Il filo nero delle stragi

"Le pagine corsare " 
dedicate a Pier Paolo Pasolini

Eretico e Corsaro




Intervista a Giuseppe Lo Bianco e Sandra Rizza, autori di "Profondo Nero. Mattei, De Mauro, Pasolini. Un'unica pista all'origine delle stragi di stato" (Chiarelettere).

di Roberto Vignoli

Molto è stato scritto sui casi Mattei, De Mauro e Pasolini. Ma la vostra inchiesta ha il merito di gettare una nuova luce indicando un'unica pista che legherebbe questi tre misteri d'Italia e le stragi di stato. Qual è questa pista e come siete giunti a questa conclusione?
Sandra Rizza
: Profondo nero ha l'ambizione di illuminare il buio che circonda tre casi giudiziari italiani rimasti senza risposta. Siamo partiti dall'inchiesta del pm Vincenzo Calia che ha riletto le numerose anomalie seguite alla morte di Mattei in chiave di "depistaggi", anche istituzionali.

Abbiamo trovato diversi punti di collegamento tra questi e l'insabbiamento dell'inchiesta sulla scomparsa di De Mauro, e ci siamo convinti che i due casi fossero profondamente intrecciati.
Rileggendo, infine, "Petrolio" di Pasolini, l'opera incompleta che si proponeva di ripercorrere proprio le guerre interne all'Eni per denunciare la natura criminogena del potere in Italia, ci è sembrato molto probabile che il romanzo postumo fosse un possibile movente della sua uccisione. La pista unica è la chiave di lettura univoca che contestualizza le tre vicende rimaste ancora senza una risposta giudiziaria soddisfacente. Si parte dalla morte di Mattei che persino Fanfani, molti anni dopo, definì come il "primo atto terroristico del nostro paese". Si finisce con l'uccisione di Pasolini all'Idroscalo, che Pelosi oggi sembra ricondurre per la prima volta a una matrice politica.
L'idea è che dietro la morte di Mattei vi sia un complotto tutto italiano (come l'ha definito Calia), orchestrato con la complicità di pezzi deviati degli apparati istituzionali e pronto a ricompattarsi ogni volta che, anche a distanza di molti anni, qualcuno minaccia di svelare il segreto di quella morte. Per questo sarebbe scomparso il giornalista De Mauro e per questo sarebbe morto lo scrittore Pasolini. De Mauro indagava sugli ultimi giorni di Mattei in Sicilia per conto del regista Rosi. Pasolini era ossessionato da Mattei e dal suo successore Cefis durante la stesura di "Petrolio".

VOCI DISPONIBILI:
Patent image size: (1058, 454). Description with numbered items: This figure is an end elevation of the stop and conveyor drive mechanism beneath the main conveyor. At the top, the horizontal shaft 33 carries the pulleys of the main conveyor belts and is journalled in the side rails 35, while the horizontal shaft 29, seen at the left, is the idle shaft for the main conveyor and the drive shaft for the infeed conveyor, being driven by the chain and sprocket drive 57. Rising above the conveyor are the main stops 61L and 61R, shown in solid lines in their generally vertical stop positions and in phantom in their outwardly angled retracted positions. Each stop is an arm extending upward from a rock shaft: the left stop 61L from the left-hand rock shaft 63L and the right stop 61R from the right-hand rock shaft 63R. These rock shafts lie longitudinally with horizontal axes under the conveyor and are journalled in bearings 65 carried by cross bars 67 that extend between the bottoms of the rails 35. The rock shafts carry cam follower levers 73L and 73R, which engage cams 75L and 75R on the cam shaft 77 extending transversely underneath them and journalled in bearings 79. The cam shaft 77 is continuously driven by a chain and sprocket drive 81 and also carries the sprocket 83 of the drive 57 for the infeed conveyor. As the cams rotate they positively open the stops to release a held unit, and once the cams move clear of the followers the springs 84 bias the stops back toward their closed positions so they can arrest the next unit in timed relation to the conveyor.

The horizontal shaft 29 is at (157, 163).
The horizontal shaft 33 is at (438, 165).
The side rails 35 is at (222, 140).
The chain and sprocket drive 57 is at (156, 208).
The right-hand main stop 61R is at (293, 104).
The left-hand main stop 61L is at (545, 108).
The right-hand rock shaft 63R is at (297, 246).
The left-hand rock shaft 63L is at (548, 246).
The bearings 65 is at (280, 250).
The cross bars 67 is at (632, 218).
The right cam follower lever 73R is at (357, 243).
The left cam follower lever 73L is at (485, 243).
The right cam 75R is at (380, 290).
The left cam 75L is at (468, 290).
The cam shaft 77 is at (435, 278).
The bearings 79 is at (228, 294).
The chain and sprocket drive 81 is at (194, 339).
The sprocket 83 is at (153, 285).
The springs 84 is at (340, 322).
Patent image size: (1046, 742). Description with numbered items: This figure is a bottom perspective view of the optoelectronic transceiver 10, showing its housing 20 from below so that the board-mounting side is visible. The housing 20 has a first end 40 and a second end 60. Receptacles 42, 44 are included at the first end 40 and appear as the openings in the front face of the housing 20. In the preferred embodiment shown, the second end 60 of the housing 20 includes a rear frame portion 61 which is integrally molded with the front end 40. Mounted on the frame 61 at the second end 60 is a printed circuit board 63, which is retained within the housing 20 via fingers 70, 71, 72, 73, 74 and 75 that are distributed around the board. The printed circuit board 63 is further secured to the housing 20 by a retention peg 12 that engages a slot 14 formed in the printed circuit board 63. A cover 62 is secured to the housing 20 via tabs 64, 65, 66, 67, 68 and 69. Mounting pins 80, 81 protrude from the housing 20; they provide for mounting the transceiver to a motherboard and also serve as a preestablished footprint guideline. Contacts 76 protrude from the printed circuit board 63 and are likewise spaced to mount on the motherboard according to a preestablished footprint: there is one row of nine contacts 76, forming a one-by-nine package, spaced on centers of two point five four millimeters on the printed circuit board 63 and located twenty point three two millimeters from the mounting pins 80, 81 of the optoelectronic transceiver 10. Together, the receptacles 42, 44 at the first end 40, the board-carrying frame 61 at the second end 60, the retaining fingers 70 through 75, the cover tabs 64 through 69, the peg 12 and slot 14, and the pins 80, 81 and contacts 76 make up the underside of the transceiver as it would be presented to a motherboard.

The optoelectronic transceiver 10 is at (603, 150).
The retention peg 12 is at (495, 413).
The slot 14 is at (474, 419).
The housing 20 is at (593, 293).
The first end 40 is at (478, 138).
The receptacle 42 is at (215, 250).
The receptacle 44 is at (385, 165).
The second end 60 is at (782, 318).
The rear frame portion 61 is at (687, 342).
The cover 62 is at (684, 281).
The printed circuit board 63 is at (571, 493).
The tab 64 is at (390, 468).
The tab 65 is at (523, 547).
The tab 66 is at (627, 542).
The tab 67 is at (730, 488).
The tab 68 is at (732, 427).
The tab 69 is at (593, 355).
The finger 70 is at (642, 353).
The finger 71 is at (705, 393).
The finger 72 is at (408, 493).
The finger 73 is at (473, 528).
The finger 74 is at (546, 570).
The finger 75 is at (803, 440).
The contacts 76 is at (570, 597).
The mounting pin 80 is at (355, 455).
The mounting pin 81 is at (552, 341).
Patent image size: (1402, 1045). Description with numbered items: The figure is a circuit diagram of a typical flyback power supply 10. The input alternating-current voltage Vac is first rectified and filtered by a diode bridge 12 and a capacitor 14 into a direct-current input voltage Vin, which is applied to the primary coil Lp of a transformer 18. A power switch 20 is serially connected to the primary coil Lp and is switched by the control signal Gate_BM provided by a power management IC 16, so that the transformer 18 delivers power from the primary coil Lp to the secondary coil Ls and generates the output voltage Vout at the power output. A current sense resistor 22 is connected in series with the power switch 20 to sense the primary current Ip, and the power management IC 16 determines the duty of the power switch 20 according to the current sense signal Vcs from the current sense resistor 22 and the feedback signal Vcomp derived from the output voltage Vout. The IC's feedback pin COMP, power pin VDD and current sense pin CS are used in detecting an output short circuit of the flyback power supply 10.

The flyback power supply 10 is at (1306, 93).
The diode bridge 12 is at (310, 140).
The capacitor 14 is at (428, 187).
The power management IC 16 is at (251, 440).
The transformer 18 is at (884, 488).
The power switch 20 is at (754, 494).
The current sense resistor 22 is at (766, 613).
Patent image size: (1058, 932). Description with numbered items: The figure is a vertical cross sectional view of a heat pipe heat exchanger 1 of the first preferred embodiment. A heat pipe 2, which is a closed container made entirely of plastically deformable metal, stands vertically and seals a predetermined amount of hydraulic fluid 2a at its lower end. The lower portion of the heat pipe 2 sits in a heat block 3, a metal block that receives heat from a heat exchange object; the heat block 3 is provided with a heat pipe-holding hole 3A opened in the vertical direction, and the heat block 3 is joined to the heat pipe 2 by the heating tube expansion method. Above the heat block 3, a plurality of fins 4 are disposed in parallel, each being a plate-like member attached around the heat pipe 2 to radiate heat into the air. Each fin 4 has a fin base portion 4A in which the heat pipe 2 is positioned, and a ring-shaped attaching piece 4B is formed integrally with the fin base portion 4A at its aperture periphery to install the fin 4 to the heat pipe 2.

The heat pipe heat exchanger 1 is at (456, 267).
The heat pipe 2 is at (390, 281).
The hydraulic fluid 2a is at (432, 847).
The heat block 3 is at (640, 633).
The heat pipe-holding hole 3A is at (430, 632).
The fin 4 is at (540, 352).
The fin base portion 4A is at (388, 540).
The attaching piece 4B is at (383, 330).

COMPITI:
(A) Copia dal brano dell'intervista su Mattei, De Mauro e Pasolini il passo che comincia con "Abbiamo trovato diversi" e termina con "una matrice politica.".
(B) Raccogli dalle voci tutte le righe che contengono la parola "fluid".

SOLUZIONI DEGLI ESERCIZI:
(A)
Abbiamo trovato diversi punti di collegamento tra questi e l'insabbiamento dell'inchiesta sulla scomparsa di De Mauro, e ci siamo convinti che i due casi fossero profondamente intrecciati.
Rileggendo, infine, "Petrolio" di Pasolini, l'opera incompleta che si proponeva di ripercorrere proprio le guerre interne all'Eni per denunciare la natura criminogena del potere in Italia, ci è sembrato molto probabile che il romanzo postumo fosse un possibile movente della sua uccisione. La pista unica è la chiave di lettura univoca che contestualizza le tre vicende rimaste ancora senza una risposta giudiziaria soddisfacente. Si parte dalla morte di Mattei che persino Fanfani, molti anni dopo, definì come il "primo atto terroristico del nostro paese". Si finisce con l'uccisione di Pasolini all'Idroscalo, che Pelosi oggi sembra ricondurre per la prima volta a una matrice politica.

(B)
Patent image size: (1058, 932). Description with numbered items: The figure is a vertical cross sectional view of a heat pipe heat exchanger 1 of the first preferred embodiment. A heat pipe 2, which is a closed container made entirely of plastically deformable metal, stands vertically and seals a predetermined amount of hydraulic fluid 2a at its lower end. The lower portion of the heat pipe 2 sits in a heat block 3, a metal block that receives heat from a heat exchange object; the heat block 3 is provided with a heat pipe-holding hole 3A opened in the vertical direction, and the heat block 3 is joined to the heat pipe 2 by the heating tube expansion method. Above the heat block 3, a plurality of fins 4 are disposed in parallel, each being a plate-like member attached around the heat pipe 2 to radiate heat into the air. Each fin 4 has a fin base portion 4A in which the heat pipe 2 is positioned, and a ring-shaped attaching piece 4B is formed integrally with the fin base portion 4A at its aperture periphery to install the fin 4 to the heat pipe 2.
The hydraulic fluid 2a is at (432, 847).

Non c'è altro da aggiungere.